● DATASET RECORDS:
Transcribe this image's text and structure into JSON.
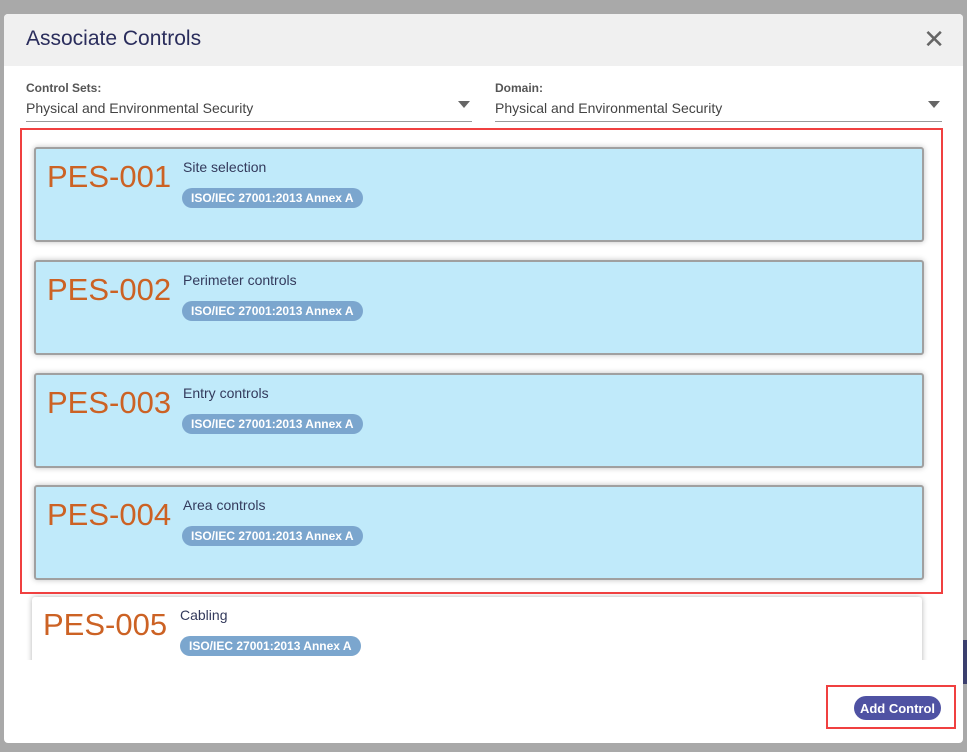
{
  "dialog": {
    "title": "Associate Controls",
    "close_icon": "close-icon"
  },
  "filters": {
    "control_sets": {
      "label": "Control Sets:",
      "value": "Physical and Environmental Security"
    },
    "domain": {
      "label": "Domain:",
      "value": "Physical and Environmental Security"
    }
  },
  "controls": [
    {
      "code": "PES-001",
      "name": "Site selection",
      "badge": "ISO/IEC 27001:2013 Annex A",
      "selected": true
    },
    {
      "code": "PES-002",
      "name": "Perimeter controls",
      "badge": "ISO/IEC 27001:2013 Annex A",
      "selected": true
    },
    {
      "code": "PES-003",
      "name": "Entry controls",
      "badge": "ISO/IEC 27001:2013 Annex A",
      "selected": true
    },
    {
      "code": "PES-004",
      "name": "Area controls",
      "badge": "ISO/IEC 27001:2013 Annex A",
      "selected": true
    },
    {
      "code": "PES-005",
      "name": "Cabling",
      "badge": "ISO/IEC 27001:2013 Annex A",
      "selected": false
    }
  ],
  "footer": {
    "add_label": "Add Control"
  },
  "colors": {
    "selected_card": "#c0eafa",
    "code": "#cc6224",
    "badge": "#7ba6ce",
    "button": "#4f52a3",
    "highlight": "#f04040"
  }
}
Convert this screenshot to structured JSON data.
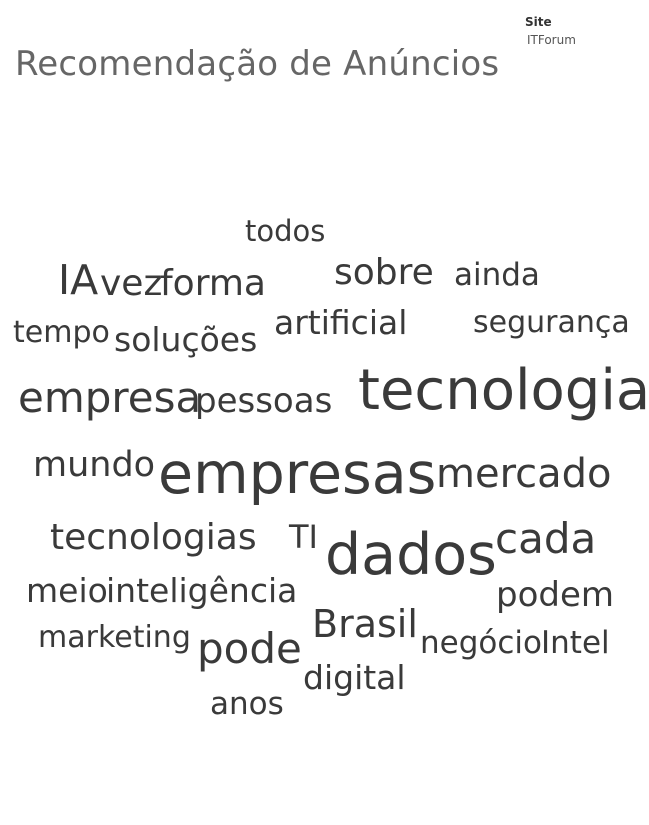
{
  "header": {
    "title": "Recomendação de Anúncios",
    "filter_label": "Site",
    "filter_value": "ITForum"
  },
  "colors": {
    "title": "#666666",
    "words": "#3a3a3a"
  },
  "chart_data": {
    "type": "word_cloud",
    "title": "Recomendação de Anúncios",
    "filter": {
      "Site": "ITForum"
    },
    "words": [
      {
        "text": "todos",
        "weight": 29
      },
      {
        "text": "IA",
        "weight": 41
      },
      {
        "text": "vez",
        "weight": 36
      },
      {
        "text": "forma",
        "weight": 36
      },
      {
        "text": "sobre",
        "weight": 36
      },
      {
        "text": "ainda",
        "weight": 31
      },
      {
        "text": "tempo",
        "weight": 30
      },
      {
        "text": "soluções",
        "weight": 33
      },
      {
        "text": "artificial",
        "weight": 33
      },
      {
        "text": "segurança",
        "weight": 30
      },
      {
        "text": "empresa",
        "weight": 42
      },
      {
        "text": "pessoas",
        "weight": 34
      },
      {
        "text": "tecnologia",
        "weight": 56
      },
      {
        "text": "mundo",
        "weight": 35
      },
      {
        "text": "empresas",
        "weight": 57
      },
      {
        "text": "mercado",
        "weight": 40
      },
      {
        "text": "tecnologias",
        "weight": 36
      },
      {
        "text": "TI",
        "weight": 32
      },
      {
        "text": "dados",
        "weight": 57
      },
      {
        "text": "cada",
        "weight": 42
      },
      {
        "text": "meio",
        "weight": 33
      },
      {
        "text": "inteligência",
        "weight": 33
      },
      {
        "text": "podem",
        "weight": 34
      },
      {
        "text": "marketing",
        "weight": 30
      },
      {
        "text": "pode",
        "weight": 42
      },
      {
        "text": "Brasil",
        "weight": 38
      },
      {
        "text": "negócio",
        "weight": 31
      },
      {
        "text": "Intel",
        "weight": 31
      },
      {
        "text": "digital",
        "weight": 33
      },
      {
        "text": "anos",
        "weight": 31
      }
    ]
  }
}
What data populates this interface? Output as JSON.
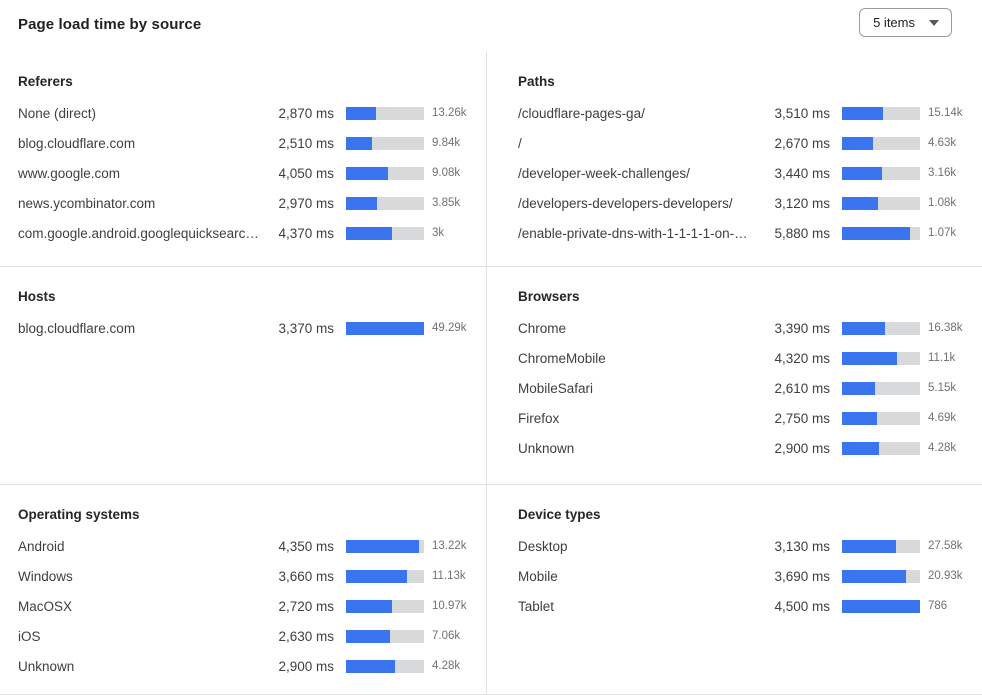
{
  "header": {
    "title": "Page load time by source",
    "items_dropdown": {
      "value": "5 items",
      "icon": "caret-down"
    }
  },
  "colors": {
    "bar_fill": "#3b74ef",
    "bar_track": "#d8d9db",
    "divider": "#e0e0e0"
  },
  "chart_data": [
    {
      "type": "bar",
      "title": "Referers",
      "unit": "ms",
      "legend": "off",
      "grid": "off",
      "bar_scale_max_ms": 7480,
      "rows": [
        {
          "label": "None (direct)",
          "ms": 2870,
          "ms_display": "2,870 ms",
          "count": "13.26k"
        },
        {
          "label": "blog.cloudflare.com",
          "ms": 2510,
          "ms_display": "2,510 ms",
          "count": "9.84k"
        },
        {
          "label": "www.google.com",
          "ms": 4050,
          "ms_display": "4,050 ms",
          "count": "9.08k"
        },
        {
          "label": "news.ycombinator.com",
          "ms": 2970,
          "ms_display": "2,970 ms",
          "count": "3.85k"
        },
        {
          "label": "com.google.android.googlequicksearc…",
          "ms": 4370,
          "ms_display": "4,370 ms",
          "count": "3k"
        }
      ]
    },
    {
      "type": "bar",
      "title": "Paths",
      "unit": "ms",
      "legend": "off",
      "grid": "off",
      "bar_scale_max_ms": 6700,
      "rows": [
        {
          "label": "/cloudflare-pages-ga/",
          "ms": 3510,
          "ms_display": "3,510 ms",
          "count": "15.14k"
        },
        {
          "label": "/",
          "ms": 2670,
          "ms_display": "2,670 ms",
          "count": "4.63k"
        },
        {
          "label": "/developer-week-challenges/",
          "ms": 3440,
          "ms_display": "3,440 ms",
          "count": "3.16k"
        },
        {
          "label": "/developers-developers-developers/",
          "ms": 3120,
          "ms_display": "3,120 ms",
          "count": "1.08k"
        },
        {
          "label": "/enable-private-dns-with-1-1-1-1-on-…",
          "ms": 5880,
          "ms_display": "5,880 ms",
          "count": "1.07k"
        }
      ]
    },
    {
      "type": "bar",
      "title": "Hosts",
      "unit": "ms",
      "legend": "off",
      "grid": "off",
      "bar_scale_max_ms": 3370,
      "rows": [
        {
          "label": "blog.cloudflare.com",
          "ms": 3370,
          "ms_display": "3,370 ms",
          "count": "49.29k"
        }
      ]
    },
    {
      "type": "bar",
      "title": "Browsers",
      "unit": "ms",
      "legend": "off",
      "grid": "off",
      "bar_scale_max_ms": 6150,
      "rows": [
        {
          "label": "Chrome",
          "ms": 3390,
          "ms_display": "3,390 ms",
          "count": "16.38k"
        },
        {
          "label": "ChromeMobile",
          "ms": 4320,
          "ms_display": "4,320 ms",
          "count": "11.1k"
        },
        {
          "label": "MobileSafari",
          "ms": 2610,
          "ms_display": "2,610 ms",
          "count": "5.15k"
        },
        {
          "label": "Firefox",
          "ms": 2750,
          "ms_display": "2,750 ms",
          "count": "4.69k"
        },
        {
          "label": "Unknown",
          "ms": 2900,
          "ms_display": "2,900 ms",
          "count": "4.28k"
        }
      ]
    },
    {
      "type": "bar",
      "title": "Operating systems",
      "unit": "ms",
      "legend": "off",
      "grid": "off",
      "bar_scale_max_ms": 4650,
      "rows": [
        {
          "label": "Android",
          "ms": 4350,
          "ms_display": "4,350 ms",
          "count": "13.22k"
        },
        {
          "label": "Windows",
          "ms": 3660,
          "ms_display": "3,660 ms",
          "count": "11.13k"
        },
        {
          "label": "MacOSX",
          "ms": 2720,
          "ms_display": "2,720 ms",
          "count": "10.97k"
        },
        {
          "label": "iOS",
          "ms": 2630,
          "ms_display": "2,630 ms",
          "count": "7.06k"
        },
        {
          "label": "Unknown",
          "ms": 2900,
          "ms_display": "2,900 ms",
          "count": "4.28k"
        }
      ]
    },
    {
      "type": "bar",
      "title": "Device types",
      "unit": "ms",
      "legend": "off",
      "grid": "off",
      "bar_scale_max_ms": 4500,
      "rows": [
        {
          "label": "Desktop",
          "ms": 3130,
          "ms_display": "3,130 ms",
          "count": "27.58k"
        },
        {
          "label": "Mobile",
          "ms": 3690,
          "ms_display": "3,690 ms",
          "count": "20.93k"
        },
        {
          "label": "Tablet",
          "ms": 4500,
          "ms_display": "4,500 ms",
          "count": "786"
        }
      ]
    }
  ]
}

● GIVEN TASK:
Without the pictures, return all the records precisely as they stand.

● SOLUTION TO THIS PROBLEM:
Transcribe this image's text and structure into JSON.
{
  "dialog": {
    "title": "Associate Controls",
    "close_icon": "close-icon"
  },
  "filters": {
    "control_sets": {
      "label": "Control Sets:",
      "value": "Physical and Environmental Security"
    },
    "domain": {
      "label": "Domain:",
      "value": "Physical and Environmental Security"
    }
  },
  "controls": [
    {
      "code": "PES-001",
      "name": "Site selection",
      "badge": "ISO/IEC 27001:2013 Annex A",
      "selected": true
    },
    {
      "code": "PES-002",
      "name": "Perimeter controls",
      "badge": "ISO/IEC 27001:2013 Annex A",
      "selected": true
    },
    {
      "code": "PES-003",
      "name": "Entry controls",
      "badge": "ISO/IEC 27001:2013 Annex A",
      "selected": true
    },
    {
      "code": "PES-004",
      "name": "Area controls",
      "badge": "ISO/IEC 27001:2013 Annex A",
      "selected": true
    },
    {
      "code": "PES-005",
      "name": "Cabling",
      "badge": "ISO/IEC 27001:2013 Annex A",
      "selected": false
    }
  ],
  "footer": {
    "add_label": "Add Control"
  },
  "colors": {
    "selected_card": "#c0eafa",
    "code": "#cc6224",
    "badge": "#7ba6ce",
    "button": "#4f52a3",
    "highlight": "#f04040"
  }
}
Convert this screenshot to structured JSON data.
{
  "header": {
    "title": "Recomendação de Anúncios",
    "filter_label": "Site",
    "filter_value": "ITForum"
  },
  "colors": {
    "title": "#666666",
    "words": "#3a3a3a"
  },
  "chart_data": {
    "type": "word_cloud",
    "title": "Recomendação de Anúncios",
    "filter": {
      "Site": "ITForum"
    },
    "words": [
      {
        "text": "todos",
        "weight": 29
      },
      {
        "text": "IA",
        "weight": 41
      },
      {
        "text": "vez",
        "weight": 36
      },
      {
        "text": "forma",
        "weight": 36
      },
      {
        "text": "sobre",
        "weight": 36
      },
      {
        "text": "ainda",
        "weight": 31
      },
      {
        "text": "tempo",
        "weight": 30
      },
      {
        "text": "soluções",
        "weight": 33
      },
      {
        "text": "artificial",
        "weight": 33
      },
      {
        "text": "segurança",
        "weight": 30
      },
      {
        "text": "empresa",
        "weight": 42
      },
      {
        "text": "pessoas",
        "weight": 34
      },
      {
        "text": "tecnologia",
        "weight": 56
      },
      {
        "text": "mundo",
        "weight": 35
      },
      {
        "text": "empresas",
        "weight": 57
      },
      {
        "text": "mercado",
        "weight": 40
      },
      {
        "text": "tecnologias",
        "weight": 36
      },
      {
        "text": "TI",
        "weight": 32
      },
      {
        "text": "dados",
        "weight": 57
      },
      {
        "text": "cada",
        "weight": 42
      },
      {
        "text": "meio",
        "weight": 33
      },
      {
        "text": "inteligência",
        "weight": 33
      },
      {
        "text": "podem",
        "weight": 34
      },
      {
        "text": "marketing",
        "weight": 30
      },
      {
        "text": "pode",
        "weight": 42
      },
      {
        "text": "Brasil",
        "weight": 38
      },
      {
        "text": "negócio",
        "weight": 31
      },
      {
        "text": "Intel",
        "weight": 31
      },
      {
        "text": "digital",
        "weight": 33
      },
      {
        "text": "anos",
        "weight": 31
      }
    ]
  }
}
What data populates this interface? Output as JSON.
{
  "header": {
    "title": "Page load time by source",
    "items_dropdown": {
      "value": "5 items",
      "icon": "caret-down"
    }
  },
  "colors": {
    "bar_fill": "#3b74ef",
    "bar_track": "#d8d9db",
    "divider": "#e0e0e0"
  },
  "chart_data": [
    {
      "type": "bar",
      "title": "Referers",
      "unit": "ms",
      "legend": "off",
      "grid": "off",
      "bar_scale_max_ms": 7480,
      "rows": [
        {
          "label": "None (direct)",
          "ms": 2870,
          "ms_display": "2,870 ms",
          "count": "13.26k"
        },
        {
          "label": "blog.cloudflare.com",
          "ms": 2510,
          "ms_display": "2,510 ms",
          "count": "9.84k"
        },
        {
          "label": "www.google.com",
          "ms": 4050,
          "ms_display": "4,050 ms",
          "count": "9.08k"
        },
        {
          "label": "news.ycombinator.com",
          "ms": 2970,
          "ms_display": "2,970 ms",
          "count": "3.85k"
        },
        {
          "label": "com.google.android.googlequicksearc…",
          "ms": 4370,
          "ms_display": "4,370 ms",
          "count": "3k"
        }
      ]
    },
    {
      "type": "bar",
      "title": "Paths",
      "unit": "ms",
      "legend": "off",
      "grid": "off",
      "bar_scale_max_ms": 6700,
      "rows": [
        {
          "label": "/cloudflare-pages-ga/",
          "ms": 3510,
          "ms_display": "3,510 ms",
          "count": "15.14k"
        },
        {
          "label": "/",
          "ms": 2670,
          "ms_display": "2,670 ms",
          "count": "4.63k"
        },
        {
          "label": "/developer-week-challenges/",
          "ms": 3440,
          "ms_display": "3,440 ms",
          "count": "3.16k"
        },
        {
          "label": "/developers-developers-developers/",
          "ms": 3120,
          "ms_display": "3,120 ms",
          "count": "1.08k"
        },
        {
          "label": "/enable-private-dns-with-1-1-1-1-on-…",
          "ms": 5880,
          "ms_display": "5,880 ms",
          "count": "1.07k"
        }
      ]
    },
    {
      "type": "bar",
      "title": "Hosts",
      "unit": "ms",
      "legend": "off",
      "grid": "off",
      "bar_scale_max_ms": 3370,
      "rows": [
        {
          "label": "blog.cloudflare.com",
          "ms": 3370,
          "ms_display": "3,370 ms",
          "count": "49.29k"
        }
      ]
    },
    {
      "type": "bar",
      "title": "Browsers",
      "unit": "ms",
      "legend": "off",
      "grid": "off",
      "bar_scale_max_ms": 6150,
      "rows": [
        {
          "label": "Chrome",
          "ms": 3390,
          "ms_display": "3,390 ms",
          "count": "16.38k"
        },
        {
          "label": "ChromeMobile",
          "ms": 4320,
          "ms_display": "4,320 ms",
          "count": "11.1k"
        },
        {
          "label": "MobileSafari",
          "ms": 2610,
          "ms_display": "2,610 ms",
          "count": "5.15k"
        },
        {
          "label": "Firefox",
          "ms": 2750,
          "ms_display": "2,750 ms",
          "count": "4.69k"
        },
        {
          "label": "Unknown",
          "ms": 2900,
          "ms_display": "2,900 ms",
          "count": "4.28k"
        }
      ]
    },
    {
      "type": "bar",
      "title": "Operating systems",
      "unit": "ms",
      "legend": "off",
      "grid": "off",
      "bar_scale_max_ms": 4650,
      "rows": [
        {
          "label": "Android",
          "ms": 4350,
          "ms_display": "4,350 ms",
          "count": "13.22k"
        },
        {
          "label": "Windows",
          "ms": 3660,
          "ms_display": "3,660 ms",
          "count": "11.13k"
        },
        {
          "label": "MacOSX",
          "ms": 2720,
          "ms_display": "2,720 ms",
          "count": "10.97k"
        },
        {
          "label": "iOS",
          "ms": 2630,
          "ms_display": "2,630 ms",
          "count": "7.06k"
        },
        {
          "label": "Unknown",
          "ms": 2900,
          "ms_display": "2,900 ms",
          "count": "4.28k"
        }
      ]
    },
    {
      "type": "bar",
      "title": "Device types",
      "unit": "ms",
      "legend": "off",
      "grid": "off",
      "bar_scale_max_ms": 4500,
      "rows": [
        {
          "label": "Desktop",
          "ms": 3130,
          "ms_display": "3,130 ms",
          "count": "27.58k"
        },
        {
          "label": "Mobile",
          "ms": 3690,
          "ms_display": "3,690 ms",
          "count": "20.93k"
        },
        {
          "label": "Tablet",
          "ms": 4500,
          "ms_display": "4,500 ms",
          "count": "786"
        }
      ]
    }
  ]
}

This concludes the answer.